— Begin Dataset excerpts —

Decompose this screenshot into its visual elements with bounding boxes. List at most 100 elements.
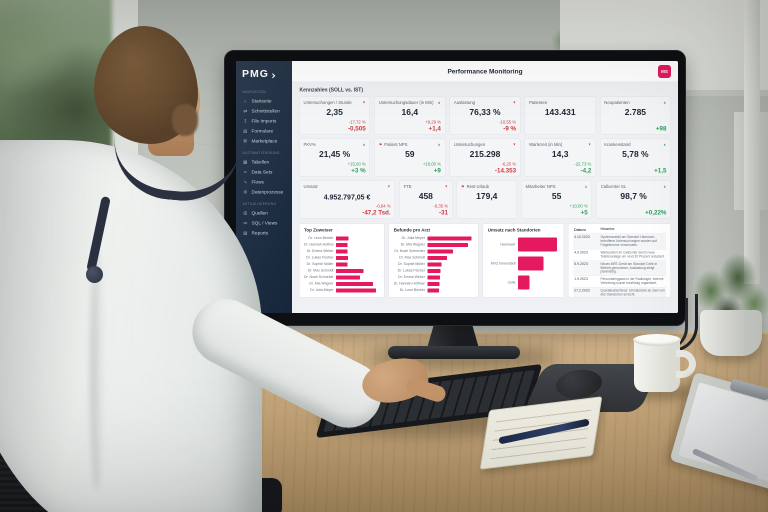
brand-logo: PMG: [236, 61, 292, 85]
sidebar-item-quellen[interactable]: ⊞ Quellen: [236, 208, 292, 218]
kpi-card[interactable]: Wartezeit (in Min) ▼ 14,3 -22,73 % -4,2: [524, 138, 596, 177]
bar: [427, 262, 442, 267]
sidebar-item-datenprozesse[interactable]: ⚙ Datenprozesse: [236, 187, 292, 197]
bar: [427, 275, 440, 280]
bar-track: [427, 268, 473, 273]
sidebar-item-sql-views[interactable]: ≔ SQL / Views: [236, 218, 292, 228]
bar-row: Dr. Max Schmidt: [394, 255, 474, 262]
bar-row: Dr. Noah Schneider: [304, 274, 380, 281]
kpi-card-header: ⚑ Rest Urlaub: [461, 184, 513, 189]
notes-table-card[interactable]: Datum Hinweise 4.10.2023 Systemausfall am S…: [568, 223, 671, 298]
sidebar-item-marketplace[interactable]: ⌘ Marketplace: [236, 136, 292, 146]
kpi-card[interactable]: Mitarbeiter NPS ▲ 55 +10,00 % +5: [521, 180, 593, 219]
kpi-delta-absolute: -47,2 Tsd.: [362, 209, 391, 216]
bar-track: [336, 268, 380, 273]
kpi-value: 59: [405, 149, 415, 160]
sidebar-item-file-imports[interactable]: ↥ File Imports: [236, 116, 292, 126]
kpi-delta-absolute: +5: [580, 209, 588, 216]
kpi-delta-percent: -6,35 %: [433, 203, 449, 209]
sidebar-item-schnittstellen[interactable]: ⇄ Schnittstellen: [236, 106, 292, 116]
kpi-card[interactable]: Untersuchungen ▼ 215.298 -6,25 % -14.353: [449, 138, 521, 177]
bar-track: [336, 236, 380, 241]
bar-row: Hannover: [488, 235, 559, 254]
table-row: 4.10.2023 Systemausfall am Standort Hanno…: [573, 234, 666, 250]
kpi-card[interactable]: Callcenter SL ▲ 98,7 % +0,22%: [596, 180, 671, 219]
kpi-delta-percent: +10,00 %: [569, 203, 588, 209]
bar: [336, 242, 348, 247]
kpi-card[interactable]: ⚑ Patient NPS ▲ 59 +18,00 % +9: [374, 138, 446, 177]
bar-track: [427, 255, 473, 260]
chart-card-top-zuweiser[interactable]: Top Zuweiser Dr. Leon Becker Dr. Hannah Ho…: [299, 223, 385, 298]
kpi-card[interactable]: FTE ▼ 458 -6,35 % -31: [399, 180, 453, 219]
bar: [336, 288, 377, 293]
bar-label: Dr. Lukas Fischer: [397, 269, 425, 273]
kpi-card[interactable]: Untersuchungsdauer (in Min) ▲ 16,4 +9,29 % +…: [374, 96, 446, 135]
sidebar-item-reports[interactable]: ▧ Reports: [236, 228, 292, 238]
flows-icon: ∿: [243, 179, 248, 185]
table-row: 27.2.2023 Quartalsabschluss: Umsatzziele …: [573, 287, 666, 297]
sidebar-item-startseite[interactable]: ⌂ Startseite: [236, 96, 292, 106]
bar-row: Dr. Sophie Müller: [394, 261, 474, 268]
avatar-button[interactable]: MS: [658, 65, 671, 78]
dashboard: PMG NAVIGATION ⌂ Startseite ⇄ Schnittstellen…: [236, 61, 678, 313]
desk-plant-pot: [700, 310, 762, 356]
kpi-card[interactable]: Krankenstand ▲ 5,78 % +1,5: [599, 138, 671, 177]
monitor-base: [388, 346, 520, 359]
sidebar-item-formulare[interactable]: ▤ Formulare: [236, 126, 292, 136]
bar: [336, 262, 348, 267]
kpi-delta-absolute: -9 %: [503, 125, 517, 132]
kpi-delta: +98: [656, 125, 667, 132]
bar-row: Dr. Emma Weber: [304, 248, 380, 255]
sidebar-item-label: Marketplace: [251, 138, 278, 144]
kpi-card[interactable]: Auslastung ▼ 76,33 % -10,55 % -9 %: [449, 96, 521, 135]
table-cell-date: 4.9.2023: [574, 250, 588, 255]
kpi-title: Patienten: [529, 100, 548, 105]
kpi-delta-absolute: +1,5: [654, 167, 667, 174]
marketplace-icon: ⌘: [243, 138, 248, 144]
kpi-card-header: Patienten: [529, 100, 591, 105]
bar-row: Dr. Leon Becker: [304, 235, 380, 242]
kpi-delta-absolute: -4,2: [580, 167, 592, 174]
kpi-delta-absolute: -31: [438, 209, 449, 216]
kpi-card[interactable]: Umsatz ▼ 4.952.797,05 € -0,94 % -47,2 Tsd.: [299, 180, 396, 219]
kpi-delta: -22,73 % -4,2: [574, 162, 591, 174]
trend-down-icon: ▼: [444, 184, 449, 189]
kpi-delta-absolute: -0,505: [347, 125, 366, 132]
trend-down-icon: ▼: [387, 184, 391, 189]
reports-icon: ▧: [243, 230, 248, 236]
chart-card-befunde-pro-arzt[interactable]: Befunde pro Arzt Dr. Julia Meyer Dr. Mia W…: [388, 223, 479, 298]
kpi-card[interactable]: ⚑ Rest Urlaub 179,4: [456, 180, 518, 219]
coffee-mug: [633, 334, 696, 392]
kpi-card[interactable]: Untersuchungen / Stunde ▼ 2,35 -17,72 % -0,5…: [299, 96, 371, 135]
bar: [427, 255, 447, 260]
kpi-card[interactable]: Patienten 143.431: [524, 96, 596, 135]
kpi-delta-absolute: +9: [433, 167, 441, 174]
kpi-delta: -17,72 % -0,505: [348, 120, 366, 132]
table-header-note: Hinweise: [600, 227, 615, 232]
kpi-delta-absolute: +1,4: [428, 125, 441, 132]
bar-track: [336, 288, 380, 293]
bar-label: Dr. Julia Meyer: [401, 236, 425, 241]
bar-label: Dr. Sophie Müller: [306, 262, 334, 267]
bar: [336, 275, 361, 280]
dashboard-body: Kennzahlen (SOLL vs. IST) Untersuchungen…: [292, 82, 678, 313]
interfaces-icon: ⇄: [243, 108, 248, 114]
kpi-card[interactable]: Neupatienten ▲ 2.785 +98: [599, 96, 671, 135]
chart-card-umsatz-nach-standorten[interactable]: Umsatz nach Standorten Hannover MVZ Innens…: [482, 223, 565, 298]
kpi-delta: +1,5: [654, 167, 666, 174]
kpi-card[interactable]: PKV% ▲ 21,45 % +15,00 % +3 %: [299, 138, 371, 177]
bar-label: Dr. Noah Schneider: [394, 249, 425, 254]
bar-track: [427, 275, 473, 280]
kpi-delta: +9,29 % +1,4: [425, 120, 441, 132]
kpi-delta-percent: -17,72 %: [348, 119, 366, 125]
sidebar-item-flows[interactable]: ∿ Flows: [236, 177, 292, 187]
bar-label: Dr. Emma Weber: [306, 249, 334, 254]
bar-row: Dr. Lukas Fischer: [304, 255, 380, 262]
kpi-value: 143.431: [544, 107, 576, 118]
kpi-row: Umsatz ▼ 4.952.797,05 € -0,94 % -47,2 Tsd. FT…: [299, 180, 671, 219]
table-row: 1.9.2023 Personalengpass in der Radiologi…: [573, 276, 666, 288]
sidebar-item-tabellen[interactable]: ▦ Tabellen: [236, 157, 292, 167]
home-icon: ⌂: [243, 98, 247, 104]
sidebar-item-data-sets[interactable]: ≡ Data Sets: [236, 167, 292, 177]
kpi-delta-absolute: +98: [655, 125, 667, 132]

— End Dataset excerpts —

Please render the stretch of the records from the line containing "brand-logo: PMG: [236, 61, 292, 85]" through the line containing "kpi-card-header: ⚑ Rest", both included, as a JSON list of strings with one string per line.

[
  "brand-logo: PMG: [236, 61, 292, 85]",
  "sidebar-item-quellen[interactable]: ⊞ Quellen: [236, 208, 292, 218]",
  "kpi-card[interactable]: Wartezeit (in Min) ▼ 14,3 -22,73 % -4,2: [524, 138, 596, 177]",
  "bar: [427, 262, 442, 267]",
  "sidebar-item-datenprozesse[interactable]: ⚙ Datenprozesse: [236, 187, 292, 197]",
  "bar: [427, 275, 440, 280]",
  "bar-track: [427, 268, 473, 273]",
  "sidebar-item-sql-views[interactable]: ≔ SQL / Views: [236, 218, 292, 228]",
  "bar-row: Dr. Max Schmidt: [394, 255, 474, 262]",
  "bar-row: Dr. Noah Schneider: [304, 274, 380, 281]",
  "kpi-card-header: ⚑ Rest Urlaub: [461, 184, 513, 189]"
]